### Stated task
Pull each line holding "διάφορα" out of the entries below.

### Entries shown
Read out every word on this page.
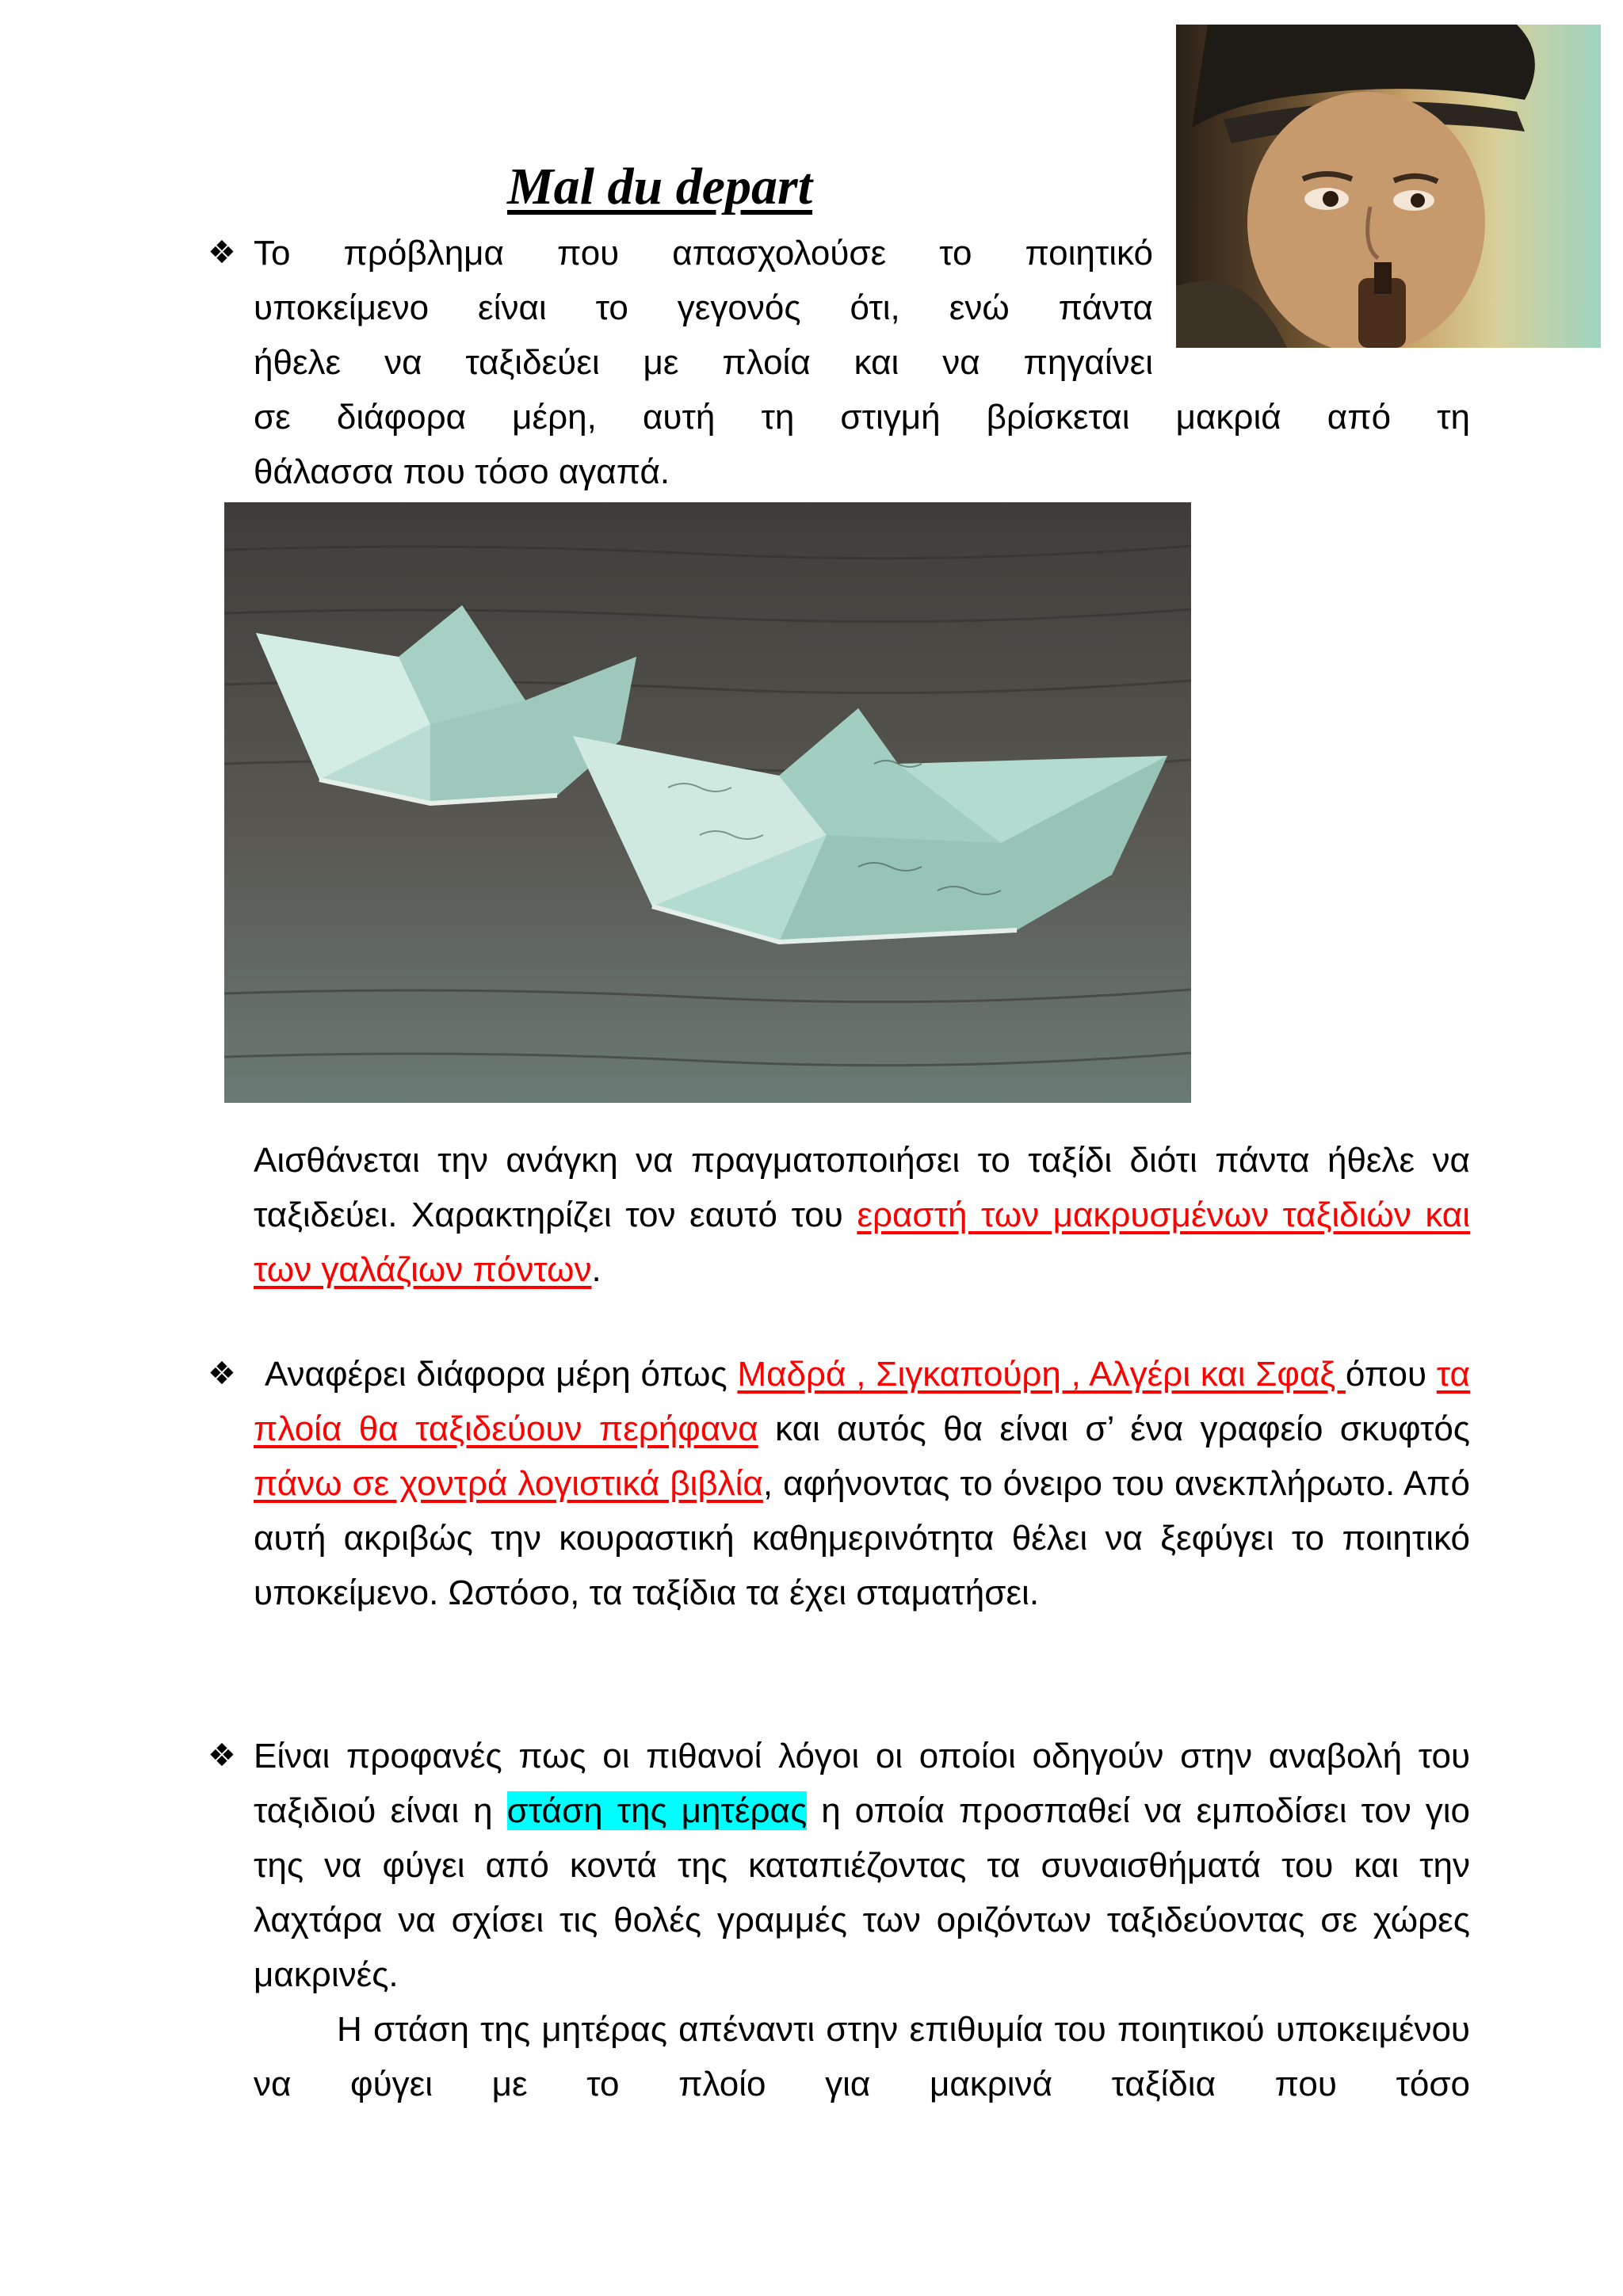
Mal du depart
❖ Το πρόβλημα που απασχολούσε το ποιητικό

υποκείμενο είναι το γεγονός ότι, ενώ πάντα

ήθελε να ταξιδεύει με πλοία και να πηγαίνει

σε διάφορα μέρη, αυτή τη στιγμή βρίσκεται μακριά από τη

θάλασσα που τόσο αγαπά.

Αισθάνεται την ανάγκη να πραγματοποιήσει το ταξίδι διότι πάντα ήθελε να ταξιδεύει. Χαρακτηρίζει τον εαυτό του εραστή των μακρυσμένων ταξιδιών και των γαλάζιων πόντων.

❖ Αναφέρει διάφορα μέρη όπως Μαδρά , Σιγκαπούρη , Αλγέρι και Σφαξ όπου τα πλοία θα ταξιδεύουν περήφανα και αυτός θα είναι σ’ ένα γραφείο σκυφτός πάνω σε χοντρά λογιστικά βιβλία, αφήνοντας το όνειρο του ανεκπλήρωτο. Από αυτή ακριβώς την κουραστική καθημερινότητα θέλει να ξεφύγει το ποιητικό υποκείμενο. Ωστόσο, τα ταξίδια τα έχει σταματήσει.

❖ Είναι προφανές πως οι πιθανοί λόγοι οι οποίοι οδηγούν στην αναβολή του ταξιδιού είναι η στάση της μητέρας η οποία προσπαθεί να εμποδίσει τον γιο της να φύγει από κοντά της καταπιέζοντας τα συναισθήματά του και την λαχτάρα να σχίσει τις θολές γραμμές των οριζόντων ταξιδεύοντας σε χώρες μακρινές.

Η στάση της μητέρας απέναντι στην επιθυμία του ποιητικού υποκειμένου να φύγει με το πλοίο για μακρινά ταξίδια που τόσο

### Result
σε διάφορα μέρη, αυτή τη στιγμή βρίσκεται μακριά από τη
❖ Αναφέρει διάφορα μέρη όπως Μαδρά , Σιγκαπούρη , Αλγέρι και Σφαξ όπου τα πλοία θα ταξιδεύουν περήφανα και αυτός θα είναι σ’ ένα γραφείο σκυφτός πάνω σε χοντρά λογιστικά βιβλία, αφήνοντας το όνειρο του ανεκπλήρωτο. Από αυτή ακριβώς την κουραστική καθημερινότητα θέλει να ξεφύγει το ποιητικό υποκείμενο. Ωστόσο, τα ταξίδια τα έχει σταματήσει.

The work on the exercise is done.